From the material below, list every line containing "three".

════════════════

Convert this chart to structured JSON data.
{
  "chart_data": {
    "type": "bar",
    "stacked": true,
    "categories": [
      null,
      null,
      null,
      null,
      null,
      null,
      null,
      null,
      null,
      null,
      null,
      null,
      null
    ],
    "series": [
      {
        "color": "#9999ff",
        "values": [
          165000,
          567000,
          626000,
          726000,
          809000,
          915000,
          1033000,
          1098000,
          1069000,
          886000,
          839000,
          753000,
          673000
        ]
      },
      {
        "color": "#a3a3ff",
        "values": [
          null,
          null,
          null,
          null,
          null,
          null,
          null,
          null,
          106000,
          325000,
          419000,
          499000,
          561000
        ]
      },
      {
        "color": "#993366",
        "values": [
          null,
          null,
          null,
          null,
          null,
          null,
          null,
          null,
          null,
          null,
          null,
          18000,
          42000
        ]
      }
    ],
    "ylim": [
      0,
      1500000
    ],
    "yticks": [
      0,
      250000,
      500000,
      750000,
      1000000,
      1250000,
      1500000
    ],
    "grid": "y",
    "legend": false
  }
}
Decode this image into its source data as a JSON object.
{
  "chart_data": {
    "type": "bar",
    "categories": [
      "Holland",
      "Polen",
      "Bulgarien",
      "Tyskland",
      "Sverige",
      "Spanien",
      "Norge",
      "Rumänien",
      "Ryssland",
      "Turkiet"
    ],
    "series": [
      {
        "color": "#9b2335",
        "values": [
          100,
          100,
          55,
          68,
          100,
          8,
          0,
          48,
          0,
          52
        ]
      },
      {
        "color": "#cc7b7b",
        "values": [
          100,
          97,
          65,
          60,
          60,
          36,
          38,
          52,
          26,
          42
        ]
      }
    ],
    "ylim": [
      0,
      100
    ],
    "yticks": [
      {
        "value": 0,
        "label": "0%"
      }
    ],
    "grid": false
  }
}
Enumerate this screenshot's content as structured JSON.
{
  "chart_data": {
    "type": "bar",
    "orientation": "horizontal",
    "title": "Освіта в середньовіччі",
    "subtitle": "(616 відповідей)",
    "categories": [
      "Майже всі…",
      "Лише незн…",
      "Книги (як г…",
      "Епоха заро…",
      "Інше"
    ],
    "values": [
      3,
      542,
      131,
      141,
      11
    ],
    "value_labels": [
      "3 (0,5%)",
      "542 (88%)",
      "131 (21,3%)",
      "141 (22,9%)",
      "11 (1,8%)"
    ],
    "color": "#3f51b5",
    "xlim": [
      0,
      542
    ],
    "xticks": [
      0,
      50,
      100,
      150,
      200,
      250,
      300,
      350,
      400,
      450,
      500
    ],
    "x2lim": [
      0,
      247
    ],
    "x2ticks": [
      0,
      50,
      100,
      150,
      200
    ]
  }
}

════════════════

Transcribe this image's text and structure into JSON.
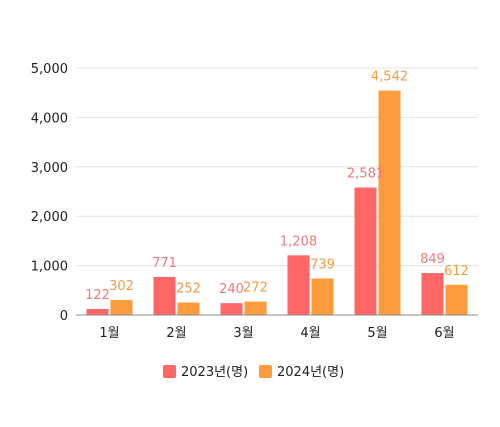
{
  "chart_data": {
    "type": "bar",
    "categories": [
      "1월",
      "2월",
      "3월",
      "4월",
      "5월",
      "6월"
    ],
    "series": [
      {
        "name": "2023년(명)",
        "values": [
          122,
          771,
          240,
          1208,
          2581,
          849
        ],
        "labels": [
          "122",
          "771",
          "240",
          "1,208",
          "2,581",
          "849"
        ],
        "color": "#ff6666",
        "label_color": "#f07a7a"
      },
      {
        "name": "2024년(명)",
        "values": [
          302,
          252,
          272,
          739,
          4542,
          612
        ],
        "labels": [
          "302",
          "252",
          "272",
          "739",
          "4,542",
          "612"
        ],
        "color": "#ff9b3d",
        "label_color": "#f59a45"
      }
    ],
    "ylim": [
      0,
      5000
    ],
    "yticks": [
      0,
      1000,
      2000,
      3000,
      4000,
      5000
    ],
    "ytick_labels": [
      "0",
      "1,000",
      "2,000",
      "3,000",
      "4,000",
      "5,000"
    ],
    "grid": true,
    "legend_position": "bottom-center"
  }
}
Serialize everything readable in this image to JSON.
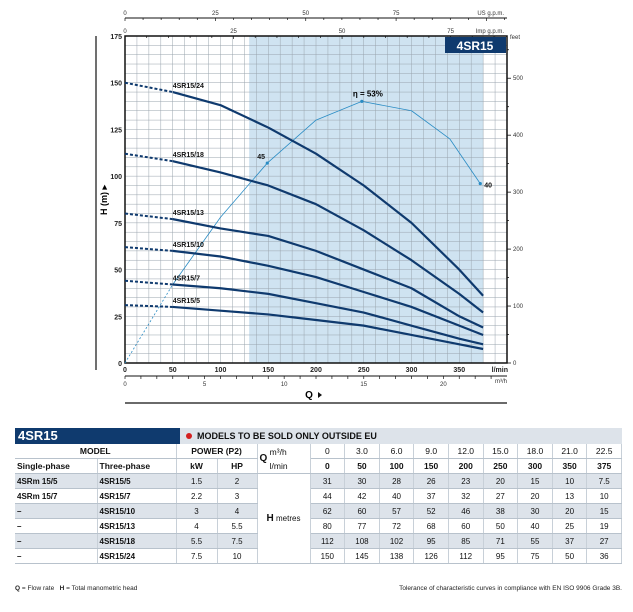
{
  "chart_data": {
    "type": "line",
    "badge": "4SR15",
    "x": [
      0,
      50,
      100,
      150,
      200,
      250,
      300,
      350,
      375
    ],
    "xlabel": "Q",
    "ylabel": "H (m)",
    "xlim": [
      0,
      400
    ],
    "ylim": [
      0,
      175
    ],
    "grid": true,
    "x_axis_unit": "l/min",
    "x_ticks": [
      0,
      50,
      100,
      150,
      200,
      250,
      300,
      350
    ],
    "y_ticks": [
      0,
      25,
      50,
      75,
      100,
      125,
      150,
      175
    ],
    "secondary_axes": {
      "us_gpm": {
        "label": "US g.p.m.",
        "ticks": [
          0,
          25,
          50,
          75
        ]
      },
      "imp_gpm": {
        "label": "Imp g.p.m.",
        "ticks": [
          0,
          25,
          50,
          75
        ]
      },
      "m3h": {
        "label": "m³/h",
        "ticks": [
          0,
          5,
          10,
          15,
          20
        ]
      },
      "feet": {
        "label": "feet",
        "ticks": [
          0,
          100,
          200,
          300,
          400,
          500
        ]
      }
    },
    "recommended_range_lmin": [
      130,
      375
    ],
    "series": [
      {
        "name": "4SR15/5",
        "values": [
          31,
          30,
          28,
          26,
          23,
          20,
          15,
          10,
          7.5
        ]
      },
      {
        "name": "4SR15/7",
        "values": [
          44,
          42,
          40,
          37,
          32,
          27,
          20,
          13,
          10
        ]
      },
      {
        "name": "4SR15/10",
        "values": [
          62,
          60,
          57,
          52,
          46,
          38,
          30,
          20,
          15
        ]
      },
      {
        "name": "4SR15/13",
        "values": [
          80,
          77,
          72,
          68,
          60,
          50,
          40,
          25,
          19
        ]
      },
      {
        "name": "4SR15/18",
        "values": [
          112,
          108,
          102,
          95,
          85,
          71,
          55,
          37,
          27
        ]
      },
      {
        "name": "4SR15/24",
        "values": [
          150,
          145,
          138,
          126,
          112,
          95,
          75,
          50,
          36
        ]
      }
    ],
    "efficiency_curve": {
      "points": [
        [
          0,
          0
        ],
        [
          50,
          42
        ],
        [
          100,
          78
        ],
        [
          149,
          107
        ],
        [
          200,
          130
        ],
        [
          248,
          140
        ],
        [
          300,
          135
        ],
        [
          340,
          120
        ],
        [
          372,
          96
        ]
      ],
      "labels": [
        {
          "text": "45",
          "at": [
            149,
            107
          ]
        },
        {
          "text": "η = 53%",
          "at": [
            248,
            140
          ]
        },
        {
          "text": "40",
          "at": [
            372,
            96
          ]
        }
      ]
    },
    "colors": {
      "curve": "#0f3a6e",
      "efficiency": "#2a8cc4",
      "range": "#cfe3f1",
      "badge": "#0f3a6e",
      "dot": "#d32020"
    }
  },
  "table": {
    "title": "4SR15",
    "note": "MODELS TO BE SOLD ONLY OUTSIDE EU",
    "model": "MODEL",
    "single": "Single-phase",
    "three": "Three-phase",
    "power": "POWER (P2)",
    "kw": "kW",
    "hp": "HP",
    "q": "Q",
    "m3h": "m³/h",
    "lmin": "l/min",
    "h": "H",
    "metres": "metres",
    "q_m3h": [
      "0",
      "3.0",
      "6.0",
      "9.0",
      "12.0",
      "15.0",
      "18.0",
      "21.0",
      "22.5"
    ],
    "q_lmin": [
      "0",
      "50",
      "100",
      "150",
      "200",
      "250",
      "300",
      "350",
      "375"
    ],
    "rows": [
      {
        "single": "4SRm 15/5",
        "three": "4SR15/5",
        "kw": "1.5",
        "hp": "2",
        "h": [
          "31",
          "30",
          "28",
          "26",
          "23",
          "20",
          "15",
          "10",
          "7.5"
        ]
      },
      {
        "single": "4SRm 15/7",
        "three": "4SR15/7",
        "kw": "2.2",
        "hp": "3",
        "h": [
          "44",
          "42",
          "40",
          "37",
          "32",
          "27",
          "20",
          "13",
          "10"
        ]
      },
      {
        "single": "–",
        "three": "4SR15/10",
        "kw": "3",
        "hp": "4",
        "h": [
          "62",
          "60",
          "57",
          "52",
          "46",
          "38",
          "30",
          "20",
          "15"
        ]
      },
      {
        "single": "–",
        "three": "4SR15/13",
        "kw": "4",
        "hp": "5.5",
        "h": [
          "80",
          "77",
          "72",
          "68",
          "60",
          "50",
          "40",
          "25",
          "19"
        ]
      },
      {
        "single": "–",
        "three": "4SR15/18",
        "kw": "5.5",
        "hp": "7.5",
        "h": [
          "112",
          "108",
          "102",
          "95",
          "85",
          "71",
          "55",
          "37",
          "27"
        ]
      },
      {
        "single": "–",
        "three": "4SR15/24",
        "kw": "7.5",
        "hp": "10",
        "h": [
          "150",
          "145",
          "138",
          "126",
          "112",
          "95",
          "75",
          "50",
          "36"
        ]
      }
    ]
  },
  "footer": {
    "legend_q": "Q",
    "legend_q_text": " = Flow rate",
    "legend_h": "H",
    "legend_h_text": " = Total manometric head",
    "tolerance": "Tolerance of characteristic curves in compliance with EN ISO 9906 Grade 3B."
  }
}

════════════════

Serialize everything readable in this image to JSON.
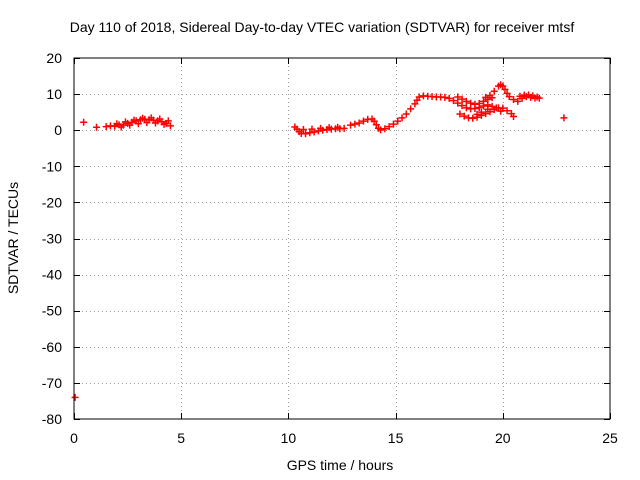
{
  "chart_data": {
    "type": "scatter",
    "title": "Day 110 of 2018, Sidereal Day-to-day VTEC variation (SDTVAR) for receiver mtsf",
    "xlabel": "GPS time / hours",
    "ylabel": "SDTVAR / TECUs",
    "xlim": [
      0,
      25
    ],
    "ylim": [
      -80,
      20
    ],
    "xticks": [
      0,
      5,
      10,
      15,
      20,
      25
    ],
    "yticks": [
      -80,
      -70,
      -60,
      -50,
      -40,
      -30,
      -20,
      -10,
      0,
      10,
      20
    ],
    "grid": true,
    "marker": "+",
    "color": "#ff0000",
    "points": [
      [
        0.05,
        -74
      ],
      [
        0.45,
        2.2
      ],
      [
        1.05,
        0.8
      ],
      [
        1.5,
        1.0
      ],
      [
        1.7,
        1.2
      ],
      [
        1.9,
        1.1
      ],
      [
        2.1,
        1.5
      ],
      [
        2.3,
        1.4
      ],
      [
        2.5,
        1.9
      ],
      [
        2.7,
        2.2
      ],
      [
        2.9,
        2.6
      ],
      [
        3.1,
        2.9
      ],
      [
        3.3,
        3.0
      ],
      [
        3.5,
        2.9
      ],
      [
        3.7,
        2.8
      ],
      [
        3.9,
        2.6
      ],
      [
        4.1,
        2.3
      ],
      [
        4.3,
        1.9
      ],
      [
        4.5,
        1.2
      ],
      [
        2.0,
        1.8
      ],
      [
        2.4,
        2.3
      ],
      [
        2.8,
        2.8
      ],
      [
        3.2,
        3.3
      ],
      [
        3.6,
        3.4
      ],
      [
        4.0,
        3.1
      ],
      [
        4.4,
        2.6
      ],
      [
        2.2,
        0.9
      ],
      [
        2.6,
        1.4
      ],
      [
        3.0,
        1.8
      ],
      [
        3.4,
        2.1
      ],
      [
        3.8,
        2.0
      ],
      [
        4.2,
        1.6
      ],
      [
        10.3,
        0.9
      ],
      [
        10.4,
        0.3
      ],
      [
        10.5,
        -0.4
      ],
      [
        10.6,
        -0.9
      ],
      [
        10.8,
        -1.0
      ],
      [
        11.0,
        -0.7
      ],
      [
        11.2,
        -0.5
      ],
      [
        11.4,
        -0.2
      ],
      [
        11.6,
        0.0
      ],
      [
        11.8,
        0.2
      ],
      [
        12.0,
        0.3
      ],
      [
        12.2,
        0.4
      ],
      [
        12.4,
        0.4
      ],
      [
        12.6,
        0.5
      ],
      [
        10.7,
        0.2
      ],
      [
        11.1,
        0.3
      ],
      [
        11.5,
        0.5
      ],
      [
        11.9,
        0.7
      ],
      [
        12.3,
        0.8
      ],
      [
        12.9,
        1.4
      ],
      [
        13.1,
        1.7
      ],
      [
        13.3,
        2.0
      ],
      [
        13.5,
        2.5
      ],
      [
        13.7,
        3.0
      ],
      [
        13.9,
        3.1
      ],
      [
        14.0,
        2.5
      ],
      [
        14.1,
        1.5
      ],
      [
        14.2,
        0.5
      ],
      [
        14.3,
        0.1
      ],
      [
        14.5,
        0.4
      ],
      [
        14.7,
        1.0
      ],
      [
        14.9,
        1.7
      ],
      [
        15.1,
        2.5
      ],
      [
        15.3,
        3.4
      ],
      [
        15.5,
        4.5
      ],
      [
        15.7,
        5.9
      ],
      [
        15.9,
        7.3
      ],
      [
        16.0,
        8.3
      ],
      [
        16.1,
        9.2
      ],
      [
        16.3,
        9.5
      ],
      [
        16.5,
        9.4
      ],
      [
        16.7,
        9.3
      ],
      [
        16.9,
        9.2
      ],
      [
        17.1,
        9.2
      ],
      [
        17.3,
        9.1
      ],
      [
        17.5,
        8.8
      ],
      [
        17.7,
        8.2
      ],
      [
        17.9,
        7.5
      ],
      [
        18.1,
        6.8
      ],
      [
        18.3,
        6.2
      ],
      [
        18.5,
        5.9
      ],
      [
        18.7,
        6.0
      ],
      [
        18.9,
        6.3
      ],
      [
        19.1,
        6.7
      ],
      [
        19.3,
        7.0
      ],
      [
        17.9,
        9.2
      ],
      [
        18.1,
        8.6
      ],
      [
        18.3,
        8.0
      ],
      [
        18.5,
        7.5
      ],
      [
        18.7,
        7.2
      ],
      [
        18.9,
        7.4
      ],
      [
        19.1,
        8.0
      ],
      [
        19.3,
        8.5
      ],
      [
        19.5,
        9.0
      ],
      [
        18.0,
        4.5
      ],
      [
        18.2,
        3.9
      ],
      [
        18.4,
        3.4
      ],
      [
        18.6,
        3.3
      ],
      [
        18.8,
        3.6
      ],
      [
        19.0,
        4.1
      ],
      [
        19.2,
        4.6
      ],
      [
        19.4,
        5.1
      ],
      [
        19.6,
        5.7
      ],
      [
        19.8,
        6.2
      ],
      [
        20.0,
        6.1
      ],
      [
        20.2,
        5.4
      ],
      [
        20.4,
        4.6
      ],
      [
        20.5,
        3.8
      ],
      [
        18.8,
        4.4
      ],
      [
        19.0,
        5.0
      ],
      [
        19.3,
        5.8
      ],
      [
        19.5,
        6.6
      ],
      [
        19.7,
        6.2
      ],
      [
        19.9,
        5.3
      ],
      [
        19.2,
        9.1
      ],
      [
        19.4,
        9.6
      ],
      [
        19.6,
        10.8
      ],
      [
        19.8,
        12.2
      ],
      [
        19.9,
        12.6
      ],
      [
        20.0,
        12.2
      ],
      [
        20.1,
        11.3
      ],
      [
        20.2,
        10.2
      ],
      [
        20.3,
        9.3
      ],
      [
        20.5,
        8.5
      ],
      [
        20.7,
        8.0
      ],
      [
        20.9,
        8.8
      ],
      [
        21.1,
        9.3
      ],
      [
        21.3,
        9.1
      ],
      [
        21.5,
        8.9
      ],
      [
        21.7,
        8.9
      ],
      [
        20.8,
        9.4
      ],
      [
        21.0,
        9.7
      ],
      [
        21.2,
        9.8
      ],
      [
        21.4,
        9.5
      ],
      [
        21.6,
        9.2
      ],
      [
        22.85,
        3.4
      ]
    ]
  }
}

════════════════

▸ **ANSWER TO THE PROBLEM**:
    "three": "Three-phase",
        "three": "4SR15/5",
        "three": "4SR15/7",
        "three": "4SR15/10",
        "three": "4SR15/13",
        "three": "4SR15/18",
        "three": "4SR15/24",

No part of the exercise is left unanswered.